>>>

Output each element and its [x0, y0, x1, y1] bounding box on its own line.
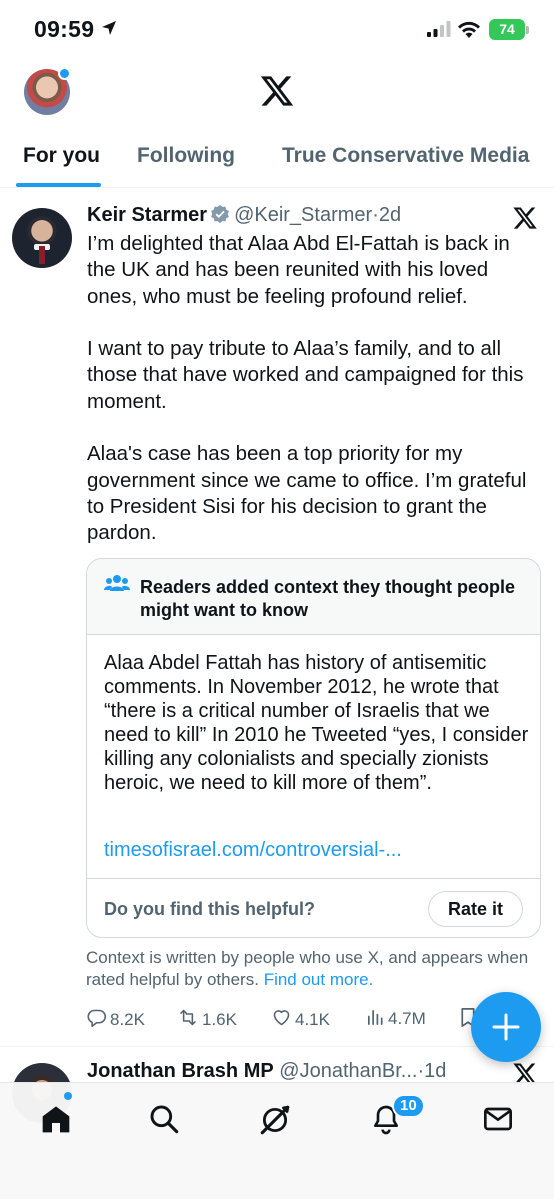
avatar-tie [39, 246, 45, 264]
notification-badge: 10 [392, 1094, 425, 1118]
verified-badge-icon [210, 204, 230, 230]
next-tweet-author-handle[interactable]: @JonathanBr... [279, 1060, 417, 1082]
wifi-icon [456, 19, 482, 44]
next-tweet-time[interactable]: 1d [424, 1060, 446, 1082]
like-count: 4.1K [295, 1010, 330, 1029]
community-note-header: Readers added context they thought peopl… [87, 559, 540, 635]
find-out-more-link[interactable]: Find out more. [264, 970, 374, 989]
tweet-paragraph: Alaa's case has been a top priority for … [87, 442, 527, 545]
views-button[interactable]: 4.7M [366, 1007, 426, 1031]
community-note-context: Context is written by people who use X, … [86, 947, 541, 991]
bottom-navigation [0, 1082, 554, 1199]
tweet-divider [0, 1046, 554, 1047]
tweet-actions: 8.2K 1.6K 4.1K 4.7M [86, 1007, 486, 1033]
x-logo-icon [259, 73, 295, 114]
repost-icon [177, 1007, 199, 1033]
home-unread-dot [64, 1092, 72, 1100]
cell-signal-icon [427, 21, 451, 42]
reply-count: 8.2K [110, 1010, 145, 1029]
community-note-footer: Do you find this helpful? Rate it [87, 878, 540, 937]
compose-post-button[interactable] [471, 992, 541, 1062]
tweet-separator: · [372, 204, 379, 226]
rate-it-button[interactable]: Rate it [428, 891, 523, 927]
messages-icon[interactable] [482, 1103, 514, 1140]
tweet-header: Keir Starmer @Keir_Starmer·2d [87, 204, 401, 230]
repost-button[interactable]: 1.6K [177, 1007, 237, 1033]
reply-button[interactable]: 8.2K [86, 1007, 145, 1033]
tweet-paragraph: I want to pay tribute to Alaa’s family, … [87, 337, 524, 413]
community-note-link[interactable]: timesofisrael.com/controversial-... [104, 839, 402, 862]
timeline-tabs: For you Following True Conservative Medi… [0, 130, 554, 188]
community-note[interactable]: Readers added context they thought peopl… [86, 558, 541, 938]
active-tab-indicator [16, 183, 101, 187]
tab-for-you[interactable]: For you [23, 144, 100, 168]
account-indicator-dot [58, 67, 71, 80]
reply-icon [86, 1007, 107, 1033]
people-icon [104, 573, 130, 600]
tweet-author-avatar[interactable] [12, 208, 72, 268]
plus-icon [492, 1013, 520, 1041]
heart-icon [271, 1007, 292, 1033]
tweet-author-name[interactable]: Keir Starmer [87, 204, 207, 226]
repost-count: 1.6K [202, 1010, 237, 1029]
tab-true-conservative-media[interactable]: True Conservative Media [282, 144, 529, 168]
battery-cap [526, 26, 529, 34]
search-icon[interactable] [148, 1103, 180, 1140]
battery-charging-icon: 74 [489, 19, 525, 40]
status-time: 09:59 [34, 16, 95, 42]
tweet-paragraph: I’m delighted that Alaa Abd El-Fattah is… [87, 232, 510, 308]
like-button[interactable]: 4.1K [271, 1007, 330, 1033]
tweet-text[interactable]: I’m delighted that Alaa Abd El-Fattah is… [87, 231, 537, 547]
location-arrow-icon [100, 19, 118, 42]
profile-avatar-button[interactable] [24, 67, 71, 115]
status-bar: 09:59 74 [0, 0, 554, 60]
helpful-question: Do you find this helpful? [104, 899, 315, 919]
next-tweet-author-name[interactable]: Jonathan Brash MP [87, 1060, 274, 1082]
tab-following[interactable]: Following [137, 144, 235, 168]
views-count: 4.7M [388, 1009, 426, 1028]
views-chart-icon [366, 1007, 385, 1031]
community-note-title: Readers added context they thought peopl… [140, 577, 516, 620]
community-note-body: Alaa Abdel Fattah has history of antisem… [104, 652, 529, 794]
tweet-time[interactable]: 2d [379, 204, 401, 226]
home-icon[interactable] [40, 1103, 72, 1140]
tweet-author-handle[interactable]: @Keir_Starmer [234, 204, 372, 226]
next-tweet-header: Jonathan Brash MP @JonathanBr...·1d [87, 1060, 446, 1083]
grok-icon[interactable] [258, 1103, 292, 1142]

<<<

THE PROBLEM -
Copy every line above word for word, omitting the picture.

RESPONSE TO THE EXERCISE -
Output each element and its [x0, y0, x1, y1] bounding box on its own line.
avatar-tie [39, 246, 45, 264]
notification-badge: 10 [392, 1094, 425, 1118]
verified-badge-icon [210, 204, 230, 230]
next-tweet-author-handle[interactable]: @JonathanBr... [279, 1060, 417, 1082]
wifi-icon [456, 19, 482, 44]
next-tweet-time[interactable]: 1d [424, 1060, 446, 1082]
like-count: 4.1K [295, 1010, 330, 1029]
community-note-header: Readers added context they thought peopl… [87, 559, 540, 635]
find-out-more-link[interactable]: Find out more. [264, 970, 374, 989]
tweet-paragraph: Alaa's case has been a top priority for … [87, 442, 527, 545]
views-button[interactable]: 4.7M [366, 1007, 426, 1031]
community-note-context: Context is written by people who use X, … [86, 947, 541, 991]
bottom-navigation [0, 1082, 554, 1199]
tweet-divider [0, 1046, 554, 1047]
tweet-actions: 8.2K 1.6K 4.1K 4.7M [86, 1007, 486, 1033]
x-logo-icon [259, 73, 295, 114]
repost-icon [177, 1007, 199, 1033]
home-unread-dot [64, 1092, 72, 1100]
cell-signal-icon [427, 21, 451, 42]
reply-count: 8.2K [110, 1010, 145, 1029]
community-note-footer: Do you find this helpful? Rate it [87, 878, 540, 937]
compose-post-button[interactable] [471, 992, 541, 1062]
tweet-separator: · [372, 204, 379, 226]
rate-it-button[interactable]: Rate it [428, 891, 523, 927]
messages-icon[interactable] [482, 1103, 514, 1140]
tweet-header: Keir Starmer @Keir_Starmer·2d [87, 204, 401, 230]
repost-button[interactable]: 1.6K [177, 1007, 237, 1033]
reply-button[interactable]: 8.2K [86, 1007, 145, 1033]
tweet-paragraph: I want to pay tribute to Alaa’s family, … [87, 337, 524, 413]
community-note-link[interactable]: timesofisrael.com/controversial-... [104, 839, 402, 862]
timeline-tabs: For you Following True Conservative Medi… [0, 130, 554, 188]
community-note[interactable]: Readers added context they thought peopl… [86, 558, 541, 938]
active-tab-indicator [16, 183, 101, 187]
tab-for-you[interactable]: For you [23, 144, 100, 168]
account-indicator-dot [58, 67, 71, 80]
reply-icon [86, 1007, 107, 1033]
people-icon [104, 573, 130, 600]
tweet-author-avatar[interactable] [12, 208, 72, 268]
plus-icon [492, 1013, 520, 1041]
heart-icon [271, 1007, 292, 1033]
tweet-author-name[interactable]: Keir Starmer [87, 204, 207, 226]
repost-count: 1.6K [202, 1010, 237, 1029]
tab-true-conservative-media[interactable]: True Conservative Media [282, 144, 529, 168]
battery-cap [526, 26, 529, 34]
search-icon[interactable] [148, 1103, 180, 1140]
battery-charging-icon: 74 [489, 19, 525, 40]
status-time: 09:59 [34, 16, 95, 42]
tweet-paragraph: I’m delighted that Alaa Abd El-Fattah is… [87, 232, 510, 308]
like-button[interactable]: 4.1K [271, 1007, 330, 1033]
tweet-text[interactable]: I’m delighted that Alaa Abd El-Fattah is… [87, 231, 537, 547]
location-arrow-icon [100, 19, 118, 42]
profile-avatar-button[interactable] [24, 67, 71, 115]
status-bar: 09:59 74 [0, 0, 554, 60]
helpful-question: Do you find this helpful? [104, 899, 315, 919]
next-tweet-author-name[interactable]: Jonathan Brash MP [87, 1060, 274, 1082]
tab-following[interactable]: Following [137, 144, 235, 168]
views-count: 4.7M [388, 1009, 426, 1028]
views-chart-icon [366, 1007, 385, 1031]
community-note-title: Readers added context they thought peopl… [140, 577, 516, 620]
community-note-body: Alaa Abdel Fattah has history of antisem… [104, 652, 529, 794]
tweet-time[interactable]: 2d [379, 204, 401, 226]
home-icon[interactable] [40, 1103, 72, 1140]
tweet-author-handle[interactable]: @Keir_Starmer [234, 204, 372, 226]
next-tweet-header: Jonathan Brash MP @JonathanBr...·1d [87, 1060, 446, 1083]
grok-icon[interactable] [258, 1103, 292, 1142]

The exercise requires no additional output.